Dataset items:
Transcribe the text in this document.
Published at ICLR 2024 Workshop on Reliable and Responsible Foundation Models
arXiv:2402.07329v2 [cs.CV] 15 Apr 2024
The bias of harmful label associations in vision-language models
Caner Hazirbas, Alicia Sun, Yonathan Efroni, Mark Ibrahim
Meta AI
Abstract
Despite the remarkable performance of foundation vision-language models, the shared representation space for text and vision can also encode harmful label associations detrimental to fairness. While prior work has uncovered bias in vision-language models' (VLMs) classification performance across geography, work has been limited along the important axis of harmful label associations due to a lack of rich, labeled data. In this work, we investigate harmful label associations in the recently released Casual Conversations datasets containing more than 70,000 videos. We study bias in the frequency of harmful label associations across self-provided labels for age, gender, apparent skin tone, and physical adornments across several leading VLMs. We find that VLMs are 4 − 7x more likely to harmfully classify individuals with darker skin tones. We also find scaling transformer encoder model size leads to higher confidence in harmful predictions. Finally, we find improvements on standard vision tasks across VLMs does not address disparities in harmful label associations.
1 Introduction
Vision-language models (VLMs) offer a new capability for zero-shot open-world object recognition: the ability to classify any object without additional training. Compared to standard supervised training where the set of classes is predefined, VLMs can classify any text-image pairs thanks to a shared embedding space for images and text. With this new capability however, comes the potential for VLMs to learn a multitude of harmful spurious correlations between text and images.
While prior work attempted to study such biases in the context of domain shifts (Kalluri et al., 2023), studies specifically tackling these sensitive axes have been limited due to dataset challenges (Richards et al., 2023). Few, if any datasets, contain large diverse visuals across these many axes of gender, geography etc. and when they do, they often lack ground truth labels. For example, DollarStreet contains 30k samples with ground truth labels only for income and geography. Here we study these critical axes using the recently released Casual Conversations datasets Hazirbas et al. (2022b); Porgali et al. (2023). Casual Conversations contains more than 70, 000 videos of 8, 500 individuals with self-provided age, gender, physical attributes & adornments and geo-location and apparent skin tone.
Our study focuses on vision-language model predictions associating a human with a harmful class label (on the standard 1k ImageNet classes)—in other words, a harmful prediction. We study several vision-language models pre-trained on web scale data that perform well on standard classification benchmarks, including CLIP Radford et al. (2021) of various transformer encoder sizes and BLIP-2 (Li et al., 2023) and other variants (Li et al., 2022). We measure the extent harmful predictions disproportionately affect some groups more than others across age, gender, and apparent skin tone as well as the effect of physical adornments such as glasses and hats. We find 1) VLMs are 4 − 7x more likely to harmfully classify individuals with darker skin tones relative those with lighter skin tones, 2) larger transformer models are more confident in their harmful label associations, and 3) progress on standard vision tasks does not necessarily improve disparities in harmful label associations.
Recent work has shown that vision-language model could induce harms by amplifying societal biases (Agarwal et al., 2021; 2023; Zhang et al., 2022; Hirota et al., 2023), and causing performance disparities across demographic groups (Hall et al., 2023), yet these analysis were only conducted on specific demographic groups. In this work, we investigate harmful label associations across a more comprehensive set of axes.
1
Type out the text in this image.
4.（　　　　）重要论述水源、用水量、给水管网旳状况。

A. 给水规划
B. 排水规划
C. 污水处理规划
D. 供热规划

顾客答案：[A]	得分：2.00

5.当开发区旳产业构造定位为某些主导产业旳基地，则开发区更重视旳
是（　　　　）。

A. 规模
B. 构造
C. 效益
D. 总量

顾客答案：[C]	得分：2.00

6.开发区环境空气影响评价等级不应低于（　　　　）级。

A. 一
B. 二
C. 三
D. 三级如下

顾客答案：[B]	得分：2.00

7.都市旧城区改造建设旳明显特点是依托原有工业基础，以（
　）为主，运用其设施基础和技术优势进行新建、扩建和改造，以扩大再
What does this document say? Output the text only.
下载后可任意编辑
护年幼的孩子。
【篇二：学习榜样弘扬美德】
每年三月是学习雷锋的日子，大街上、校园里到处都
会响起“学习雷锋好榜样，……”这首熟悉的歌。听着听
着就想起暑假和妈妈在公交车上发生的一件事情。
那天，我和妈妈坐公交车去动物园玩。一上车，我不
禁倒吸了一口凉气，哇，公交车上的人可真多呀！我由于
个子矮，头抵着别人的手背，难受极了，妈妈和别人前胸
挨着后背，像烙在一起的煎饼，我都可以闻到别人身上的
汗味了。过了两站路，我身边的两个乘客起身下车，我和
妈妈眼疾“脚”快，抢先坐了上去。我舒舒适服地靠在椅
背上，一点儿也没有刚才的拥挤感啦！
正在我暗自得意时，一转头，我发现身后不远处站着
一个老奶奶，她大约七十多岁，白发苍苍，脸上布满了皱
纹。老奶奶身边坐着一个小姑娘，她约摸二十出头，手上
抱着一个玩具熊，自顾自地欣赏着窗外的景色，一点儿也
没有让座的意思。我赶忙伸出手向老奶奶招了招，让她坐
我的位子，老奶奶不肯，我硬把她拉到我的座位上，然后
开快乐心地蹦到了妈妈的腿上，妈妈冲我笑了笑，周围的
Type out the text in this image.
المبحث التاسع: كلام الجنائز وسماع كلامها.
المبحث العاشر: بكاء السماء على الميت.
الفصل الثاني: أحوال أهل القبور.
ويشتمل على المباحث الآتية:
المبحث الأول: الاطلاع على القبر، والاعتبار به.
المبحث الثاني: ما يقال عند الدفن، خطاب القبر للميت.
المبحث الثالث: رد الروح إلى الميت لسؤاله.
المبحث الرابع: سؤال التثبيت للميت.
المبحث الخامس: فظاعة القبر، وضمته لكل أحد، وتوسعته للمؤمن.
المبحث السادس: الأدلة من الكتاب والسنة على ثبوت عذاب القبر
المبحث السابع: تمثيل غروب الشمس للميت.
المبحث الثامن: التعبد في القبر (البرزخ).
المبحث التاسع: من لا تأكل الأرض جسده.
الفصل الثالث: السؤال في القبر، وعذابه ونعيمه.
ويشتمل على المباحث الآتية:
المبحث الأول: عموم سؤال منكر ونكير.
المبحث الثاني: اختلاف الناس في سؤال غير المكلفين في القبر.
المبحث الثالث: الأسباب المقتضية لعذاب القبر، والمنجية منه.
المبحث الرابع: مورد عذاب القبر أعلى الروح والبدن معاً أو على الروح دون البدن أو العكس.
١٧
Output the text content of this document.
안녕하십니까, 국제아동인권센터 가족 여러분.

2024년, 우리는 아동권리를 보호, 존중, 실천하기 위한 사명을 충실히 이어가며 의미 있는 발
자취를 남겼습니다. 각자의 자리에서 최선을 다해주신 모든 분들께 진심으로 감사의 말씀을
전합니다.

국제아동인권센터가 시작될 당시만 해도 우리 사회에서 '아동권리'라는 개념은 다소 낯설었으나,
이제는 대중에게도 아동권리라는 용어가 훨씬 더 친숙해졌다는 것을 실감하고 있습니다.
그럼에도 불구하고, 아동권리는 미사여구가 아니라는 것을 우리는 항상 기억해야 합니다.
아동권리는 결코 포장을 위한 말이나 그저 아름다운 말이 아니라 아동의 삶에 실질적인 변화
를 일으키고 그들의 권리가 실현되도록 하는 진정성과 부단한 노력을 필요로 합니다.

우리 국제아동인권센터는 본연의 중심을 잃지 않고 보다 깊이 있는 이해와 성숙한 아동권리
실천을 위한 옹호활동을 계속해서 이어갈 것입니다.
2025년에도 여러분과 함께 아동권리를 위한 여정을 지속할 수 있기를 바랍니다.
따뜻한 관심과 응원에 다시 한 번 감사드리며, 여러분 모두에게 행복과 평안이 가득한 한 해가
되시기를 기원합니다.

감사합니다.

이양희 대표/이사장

▶ [What is asked]: Could you reproduce every record above exactly as it appears?

▶ [Written answer]:
Transcribe the text in this document.
Published at ICLR 2024 Workshop on Reliable and Responsible Foundation Models
arXiv:2402.07329v2 [cs.CV] 15 Apr 2024
The bias of harmful label associations in vision-language models
Caner Hazirbas, Alicia Sun, Yonathan Efroni, Mark Ibrahim
Meta AI
Abstract
Despite the remarkable performance of foundation vision-language models, the shared representation space for text and vision can also encode harmful label associations detrimental to fairness. While prior work has uncovered bias in vision-language models' (VLMs) classification performance across geography, work has been limited along the important axis of harmful label associations due to a lack of rich, labeled data. In this work, we investigate harmful label associations in the recently released Casual Conversations datasets containing more than 70,000 videos. We study bias in the frequency of harmful label associations across self-provided labels for age, gender, apparent skin tone, and physical adornments across several leading VLMs. We find that VLMs are 4 − 7x more likely to harmfully classify individuals with darker skin tones. We also find scaling transformer encoder model size leads to higher confidence in harmful predictions. Finally, we find improvements on standard vision tasks across VLMs does not address disparities in harmful label associations.
1 Introduction
Vision-language models (VLMs) offer a new capability for zero-shot open-world object recognition: the ability to classify any object without additional training. Compared to standard supervised training where the set of classes is predefined, VLMs can classify any text-image pairs thanks to a shared embedding space for images and text. With this new capability however, comes the potential for VLMs to learn a multitude of harmful spurious correlations between text and images.
While prior work attempted to study such biases in the context of domain shifts (Kalluri et al., 2023), studies specifically tackling these sensitive axes have been limited due to dataset challenges (Richards et al., 2023). Few, if any datasets, contain large diverse visuals across these many axes of gender, geography etc. and when they do, they often lack ground truth labels. For example, DollarStreet contains 30k samples with ground truth labels only for income and geography. Here we study these critical axes using the recently released Casual Conversations datasets Hazirbas et al. (2022b); Porgali et al. (2023). Casual Conversations contains more than 70, 000 videos of 8, 500 individuals with self-provided age, gender, physical attributes & adornments and geo-location and apparent skin tone.
Our study focuses on vision-language model predictions associating a human with a harmful class label (on the standard 1k ImageNet classes)—in other words, a harmful prediction. We study several vision-language models pre-trained on web scale data that perform well on standard classification benchmarks, including CLIP Radford et al. (2021) of various transformer encoder sizes and BLIP-2 (Li et al., 2023) and other variants (Li et al., 2022). We measure the extent harmful predictions disproportionately affect some groups more than others across age, gender, and apparent skin tone as well as the effect of physical adornments such as glasses and hats. We find 1) VLMs are 4 − 7x more likely to harmfully classify individuals with darker skin tones relative those with lighter skin tones, 2) larger transformer models are more confident in their harmful label associations, and 3) progress on standard vision tasks does not necessarily improve disparities in harmful label associations.
Recent work has shown that vision-language model could induce harms by amplifying societal biases (Agarwal et al., 2021; 2023; Zhang et al., 2022; Hirota et al., 2023), and causing performance disparities across demographic groups (Hall et al., 2023), yet these analysis were only conducted on specific demographic groups. In this work, we investigate harmful label associations across a more comprehensive set of axes.
1
Type out the text in this image.
4.（　　　　）重要论述水源、用水量、给水管网旳状况。

A. 给水规划
B. 排水规划
C. 污水处理规划
D. 供热规划

顾客答案：[A]	得分：2.00

5.当开发区旳产业构造定位为某些主导产业旳基地，则开发区更重视旳
是（　　　　）。

A. 规模
B. 构造
C. 效益
D. 总量

顾客答案：[C]	得分：2.00

6.开发区环境空气影响评价等级不应低于（　　　　）级。

A. 一
B. 二
C. 三
D. 三级如下

顾客答案：[B]	得分：2.00

7.都市旧城区改造建设旳明显特点是依托原有工业基础，以（
　）为主，运用其设施基础和技术优势进行新建、扩建和改造，以扩大再
What does this document say? Output the text only.
下载后可任意编辑
护年幼的孩子。
【篇二：学习榜样弘扬美德】
每年三月是学习雷锋的日子，大街上、校园里到处都
会响起“学习雷锋好榜样，……”这首熟悉的歌。听着听
着就想起暑假和妈妈在公交车上发生的一件事情。
那天，我和妈妈坐公交车去动物园玩。一上车，我不
禁倒吸了一口凉气，哇，公交车上的人可真多呀！我由于
个子矮，头抵着别人的手背，难受极了，妈妈和别人前胸
挨着后背，像烙在一起的煎饼，我都可以闻到别人身上的
汗味了。过了两站路，我身边的两个乘客起身下车，我和
妈妈眼疾“脚”快，抢先坐了上去。我舒舒适服地靠在椅
背上，一点儿也没有刚才的拥挤感啦！
正在我暗自得意时，一转头，我发现身后不远处站着
一个老奶奶，她大约七十多岁，白发苍苍，脸上布满了皱
纹。老奶奶身边坐着一个小姑娘，她约摸二十出头，手上
抱着一个玩具熊，自顾自地欣赏着窗外的景色，一点儿也
没有让座的意思。我赶忙伸出手向老奶奶招了招，让她坐
我的位子，老奶奶不肯，我硬把她拉到我的座位上，然后
开快乐心地蹦到了妈妈的腿上，妈妈冲我笑了笑，周围的
Type out the text in this image.
المبحث التاسع: كلام الجنائز وسماع كلامها.
المبحث العاشر: بكاء السماء على الميت.
الفصل الثاني: أحوال أهل القبور.
ويشتمل على المباحث الآتية:
المبحث الأول: الاطلاع على القبر، والاعتبار به.
المبحث الثاني: ما يقال عند الدفن، خطاب القبر للميت.
المبحث الثالث: رد الروح إلى الميت لسؤاله.
المبحث الرابع: سؤال التثبيت للميت.
المبحث الخامس: فظاعة القبر، وضمته لكل أحد، وتوسعته للمؤمن.
المبحث السادس: الأدلة من الكتاب والسنة على ثبوت عذاب القبر
المبحث السابع: تمثيل غروب الشمس للميت.
المبحث الثامن: التعبد في القبر (البرزخ).
المبحث التاسع: من لا تأكل الأرض جسده.
الفصل الثالث: السؤال في القبر، وعذابه ونعيمه.
ويشتمل على المباحث الآتية:
المبحث الأول: عموم سؤال منكر ونكير.
المبحث الثاني: اختلاف الناس في سؤال غير المكلفين في القبر.
المبحث الثالث: الأسباب المقتضية لعذاب القبر، والمنجية منه.
المبحث الرابع: مورد عذاب القبر أعلى الروح والبدن معاً أو على الروح دون البدن أو العكس.
١٧
Output the text content of this document.
안녕하십니까, 국제아동인권센터 가족 여러분.

2024년, 우리는 아동권리를 보호, 존중, 실천하기 위한 사명을 충실히 이어가며 의미 있는 발
자취를 남겼습니다. 각자의 자리에서 최선을 다해주신 모든 분들께 진심으로 감사의 말씀을
전합니다.

국제아동인권센터가 시작될 당시만 해도 우리 사회에서 '아동권리'라는 개념은 다소 낯설었으나,
이제는 대중에게도 아동권리라는 용어가 훨씬 더 친숙해졌다는 것을 실감하고 있습니다.
그럼에도 불구하고, 아동권리는 미사여구가 아니라는 것을 우리는 항상 기억해야 합니다.
아동권리는 결코 포장을 위한 말이나 그저 아름다운 말이 아니라 아동의 삶에 실질적인 변화
를 일으키고 그들의 권리가 실현되도록 하는 진정성과 부단한 노력을 필요로 합니다.

우리 국제아동인권센터는 본연의 중심을 잃지 않고 보다 깊이 있는 이해와 성숙한 아동권리
실천을 위한 옹호활동을 계속해서 이어갈 것입니다.
2025년에도 여러분과 함께 아동권리를 위한 여정을 지속할 수 있기를 바랍니다.
따뜻한 관심과 응원에 다시 한 번 감사드리며, 여러분 모두에게 행복과 평안이 가득한 한 해가
되시기를 기원합니다.

감사합니다.

이양희 대표/이사장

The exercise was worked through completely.